### AIM OF THE EXERCISE
Copy the records below exactly, leaving out any pictures.

### SUPPLIED MATERIAL
__________

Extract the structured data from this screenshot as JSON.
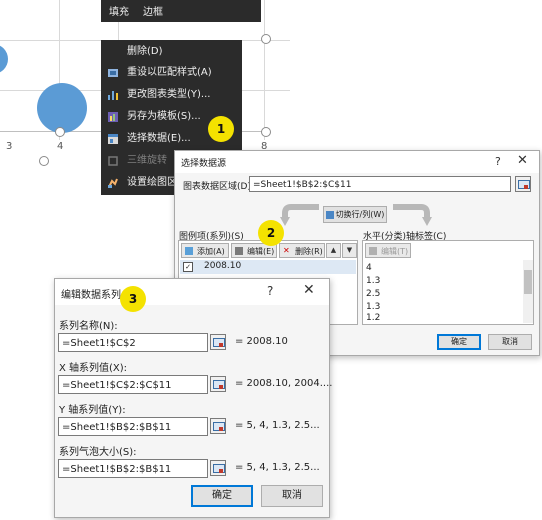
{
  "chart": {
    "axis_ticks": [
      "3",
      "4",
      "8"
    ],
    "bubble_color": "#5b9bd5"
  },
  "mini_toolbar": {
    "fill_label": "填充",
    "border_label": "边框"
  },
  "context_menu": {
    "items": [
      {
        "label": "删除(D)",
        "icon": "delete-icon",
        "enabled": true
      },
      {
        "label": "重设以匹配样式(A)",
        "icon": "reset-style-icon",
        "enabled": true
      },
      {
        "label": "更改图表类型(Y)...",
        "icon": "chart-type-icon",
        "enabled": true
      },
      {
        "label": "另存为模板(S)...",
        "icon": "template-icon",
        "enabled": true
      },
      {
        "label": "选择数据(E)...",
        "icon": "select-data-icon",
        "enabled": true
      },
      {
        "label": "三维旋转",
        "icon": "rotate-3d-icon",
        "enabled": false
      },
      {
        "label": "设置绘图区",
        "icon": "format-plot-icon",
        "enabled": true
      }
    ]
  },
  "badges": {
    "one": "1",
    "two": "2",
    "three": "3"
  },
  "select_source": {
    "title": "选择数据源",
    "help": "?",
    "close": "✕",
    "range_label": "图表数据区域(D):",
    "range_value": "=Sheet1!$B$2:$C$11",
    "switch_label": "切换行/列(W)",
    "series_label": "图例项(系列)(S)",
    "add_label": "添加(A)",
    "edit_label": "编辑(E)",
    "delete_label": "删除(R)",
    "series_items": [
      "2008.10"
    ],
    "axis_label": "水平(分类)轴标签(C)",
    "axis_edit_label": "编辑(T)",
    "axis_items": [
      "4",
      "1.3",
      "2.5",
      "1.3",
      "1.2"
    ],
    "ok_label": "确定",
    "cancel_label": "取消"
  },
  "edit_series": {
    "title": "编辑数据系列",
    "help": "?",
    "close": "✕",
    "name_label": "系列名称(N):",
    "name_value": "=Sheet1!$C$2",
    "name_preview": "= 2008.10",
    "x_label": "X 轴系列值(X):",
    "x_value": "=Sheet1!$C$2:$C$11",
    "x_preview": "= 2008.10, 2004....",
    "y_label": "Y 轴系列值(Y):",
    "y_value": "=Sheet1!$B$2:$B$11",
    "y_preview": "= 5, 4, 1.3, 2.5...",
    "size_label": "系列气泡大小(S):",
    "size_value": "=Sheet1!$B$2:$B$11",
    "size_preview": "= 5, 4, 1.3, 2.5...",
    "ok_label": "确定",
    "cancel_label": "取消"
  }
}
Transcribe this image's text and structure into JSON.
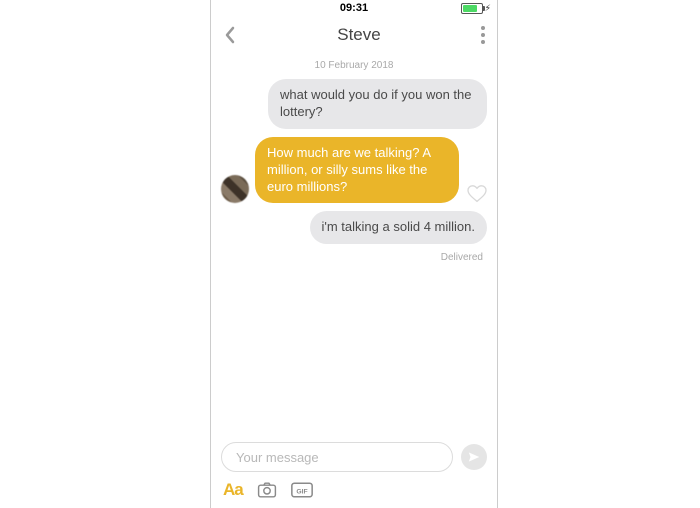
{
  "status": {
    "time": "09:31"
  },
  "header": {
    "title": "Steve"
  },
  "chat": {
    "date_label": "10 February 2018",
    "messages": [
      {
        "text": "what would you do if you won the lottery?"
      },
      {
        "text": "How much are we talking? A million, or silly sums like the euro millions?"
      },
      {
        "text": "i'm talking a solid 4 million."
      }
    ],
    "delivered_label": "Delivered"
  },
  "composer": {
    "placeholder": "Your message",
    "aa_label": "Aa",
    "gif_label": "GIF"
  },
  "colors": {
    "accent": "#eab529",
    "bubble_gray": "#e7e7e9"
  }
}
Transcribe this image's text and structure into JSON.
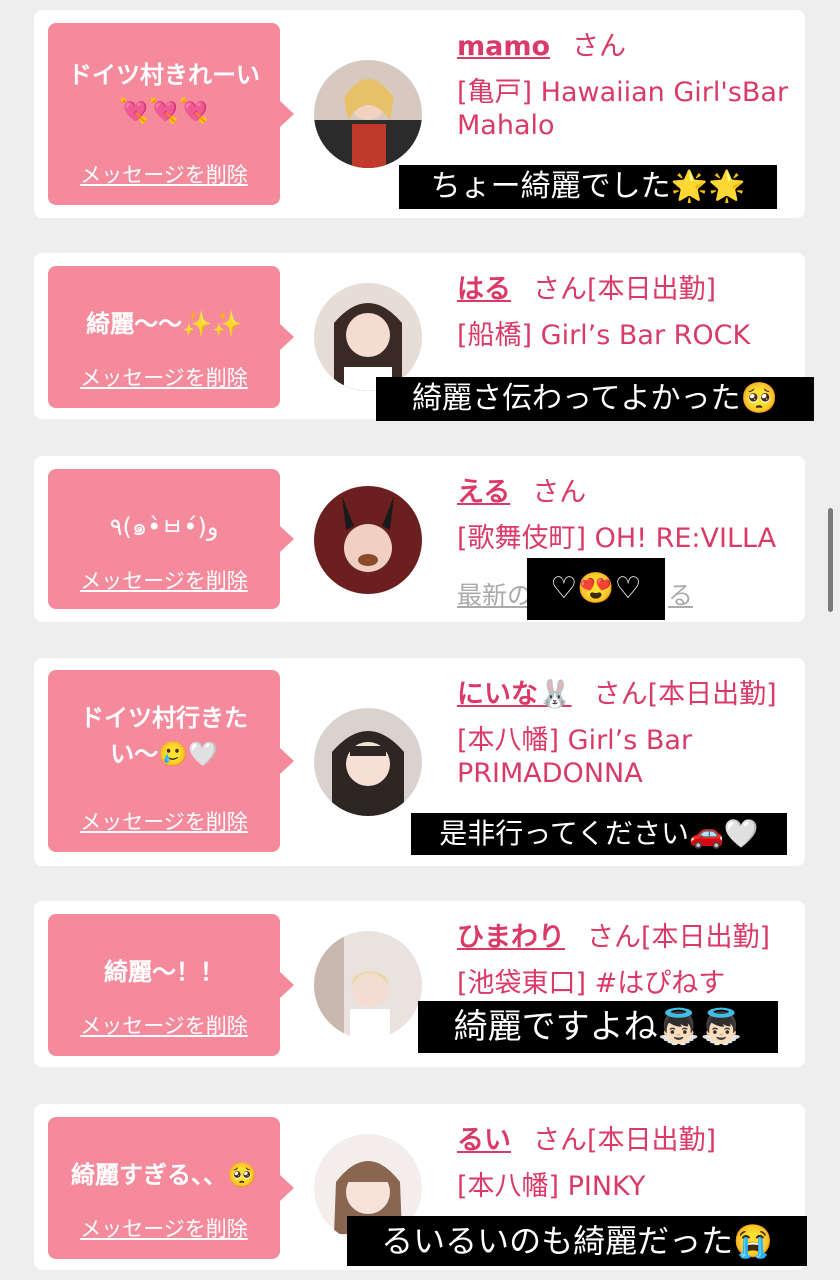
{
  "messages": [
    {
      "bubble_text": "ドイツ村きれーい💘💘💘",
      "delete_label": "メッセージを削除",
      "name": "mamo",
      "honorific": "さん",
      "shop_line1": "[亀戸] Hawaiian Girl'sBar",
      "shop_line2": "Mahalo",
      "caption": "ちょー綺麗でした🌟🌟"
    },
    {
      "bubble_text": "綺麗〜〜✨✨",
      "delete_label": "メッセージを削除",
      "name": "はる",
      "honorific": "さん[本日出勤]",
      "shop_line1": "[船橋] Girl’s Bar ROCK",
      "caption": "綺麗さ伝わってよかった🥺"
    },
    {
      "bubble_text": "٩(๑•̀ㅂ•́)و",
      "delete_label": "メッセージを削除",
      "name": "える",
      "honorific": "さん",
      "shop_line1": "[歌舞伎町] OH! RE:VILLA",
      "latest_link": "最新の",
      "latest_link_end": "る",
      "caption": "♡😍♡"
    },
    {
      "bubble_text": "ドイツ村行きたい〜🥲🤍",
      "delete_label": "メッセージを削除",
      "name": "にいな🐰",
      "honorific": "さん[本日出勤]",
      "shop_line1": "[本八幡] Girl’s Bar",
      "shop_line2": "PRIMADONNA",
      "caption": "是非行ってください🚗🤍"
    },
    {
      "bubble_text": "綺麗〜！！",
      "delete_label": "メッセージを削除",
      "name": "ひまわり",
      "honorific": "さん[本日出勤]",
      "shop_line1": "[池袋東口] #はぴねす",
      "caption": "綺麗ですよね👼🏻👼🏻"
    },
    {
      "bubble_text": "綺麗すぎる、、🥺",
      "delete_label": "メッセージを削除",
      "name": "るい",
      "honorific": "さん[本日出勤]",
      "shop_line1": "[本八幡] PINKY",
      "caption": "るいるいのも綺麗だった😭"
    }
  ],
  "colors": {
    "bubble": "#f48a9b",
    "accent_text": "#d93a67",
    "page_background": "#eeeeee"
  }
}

__________

### SOLUTION TO THE EXERCISE
Extract the structured data from this screenshot as JSON.
{
  "chart": {
    "axis_ticks": [
      "3",
      "4",
      "8"
    ],
    "bubble_color": "#5b9bd5"
  },
  "mini_toolbar": {
    "fill_label": "填充",
    "border_label": "边框"
  },
  "context_menu": {
    "items": [
      {
        "label": "删除(D)",
        "icon": "delete-icon",
        "enabled": true
      },
      {
        "label": "重设以匹配样式(A)",
        "icon": "reset-style-icon",
        "enabled": true
      },
      {
        "label": "更改图表类型(Y)...",
        "icon": "chart-type-icon",
        "enabled": true
      },
      {
        "label": "另存为模板(S)...",
        "icon": "template-icon",
        "enabled": true
      },
      {
        "label": "选择数据(E)...",
        "icon": "select-data-icon",
        "enabled": true
      },
      {
        "label": "三维旋转",
        "icon": "rotate-3d-icon",
        "enabled": false
      },
      {
        "label": "设置绘图区",
        "icon": "format-plot-icon",
        "enabled": true
      }
    ]
  },
  "badges": {
    "one": "1",
    "two": "2",
    "three": "3"
  },
  "select_source": {
    "title": "选择数据源",
    "help": "?",
    "close": "✕",
    "range_label": "图表数据区域(D):",
    "range_value": "=Sheet1!$B$2:$C$11",
    "switch_label": "切换行/列(W)",
    "series_label": "图例项(系列)(S)",
    "add_label": "添加(A)",
    "edit_label": "编辑(E)",
    "delete_label": "删除(R)",
    "series_items": [
      "2008.10"
    ],
    "axis_label": "水平(分类)轴标签(C)",
    "axis_edit_label": "编辑(T)",
    "axis_items": [
      "4",
      "1.3",
      "2.5",
      "1.3",
      "1.2"
    ],
    "ok_label": "确定",
    "cancel_label": "取消"
  },
  "edit_series": {
    "title": "编辑数据系列",
    "help": "?",
    "close": "✕",
    "name_label": "系列名称(N):",
    "name_value": "=Sheet1!$C$2",
    "name_preview": "= 2008.10",
    "x_label": "X 轴系列值(X):",
    "x_value": "=Sheet1!$C$2:$C$11",
    "x_preview": "= 2008.10, 2004....",
    "y_label": "Y 轴系列值(Y):",
    "y_value": "=Sheet1!$B$2:$B$11",
    "y_preview": "= 5, 4, 1.3, 2.5...",
    "size_label": "系列气泡大小(S):",
    "size_value": "=Sheet1!$B$2:$B$11",
    "size_preview": "= 5, 4, 1.3, 2.5...",
    "ok_label": "确定",
    "cancel_label": "取消"
  }
}
Transcribe this image's text and structure into JSON.
{
  "status": {
    "time": "09:31"
  },
  "header": {
    "title": "Steve"
  },
  "chat": {
    "date_label": "10 February 2018",
    "messages": [
      {
        "text": "what would you do if you won the lottery?"
      },
      {
        "text": "How much are we talking? A million, or silly sums like the euro millions?"
      },
      {
        "text": "i'm talking a solid 4 million."
      }
    ],
    "delivered_label": "Delivered"
  },
  "composer": {
    "placeholder": "Your message",
    "aa_label": "Aa",
    "gif_label": "GIF"
  },
  "colors": {
    "accent": "#eab529",
    "bubble_gray": "#e7e7e9"
  }
}
Transcribe this image's text and structure into JSON.
{
  "messages": [
    {
      "bubble_text": "ドイツ村きれーい💘💘💘",
      "delete_label": "メッセージを削除",
      "name": "mamo",
      "honorific": "さん",
      "shop_line1": "[亀戸] Hawaiian Girl'sBar",
      "shop_line2": "Mahalo",
      "caption": "ちょー綺麗でした🌟🌟"
    },
    {
      "bubble_text": "綺麗〜〜✨✨",
      "delete_label": "メッセージを削除",
      "name": "はる",
      "honorific": "さん[本日出勤]",
      "shop_line1": "[船橋] Girl’s Bar ROCK",
      "caption": "綺麗さ伝わってよかった🥺"
    },
    {
      "bubble_text": "٩(๑•̀ㅂ•́)و",
      "delete_label": "メッセージを削除",
      "name": "える",
      "honorific": "さん",
      "shop_line1": "[歌舞伎町] OH! RE:VILLA",
      "latest_link": "最新の",
      "latest_link_end": "る",
      "caption": "♡😍♡"
    },
    {
      "bubble_text": "ドイツ村行きたい〜🥲🤍",
      "delete_label": "メッセージを削除",
      "name": "にいな🐰",
      "honorific": "さん[本日出勤]",
      "shop_line1": "[本八幡] Girl’s Bar",
      "shop_line2": "PRIMADONNA",
      "caption": "是非行ってください🚗🤍"
    },
    {
      "bubble_text": "綺麗〜！！",
      "delete_label": "メッセージを削除",
      "name": "ひまわり",
      "honorific": "さん[本日出勤]",
      "shop_line1": "[池袋東口] #はぴねす",
      "caption": "綺麗ですよね👼🏻👼🏻"
    },
    {
      "bubble_text": "綺麗すぎる、、🥺",
      "delete_label": "メッセージを削除",
      "name": "るい",
      "honorific": "さん[本日出勤]",
      "shop_line1": "[本八幡] PINKY",
      "caption": "るいるいのも綺麗だった😭"
    }
  ],
  "colors": {
    "bubble": "#f48a9b",
    "accent_text": "#d93a67",
    "page_background": "#eeeeee"
  }
}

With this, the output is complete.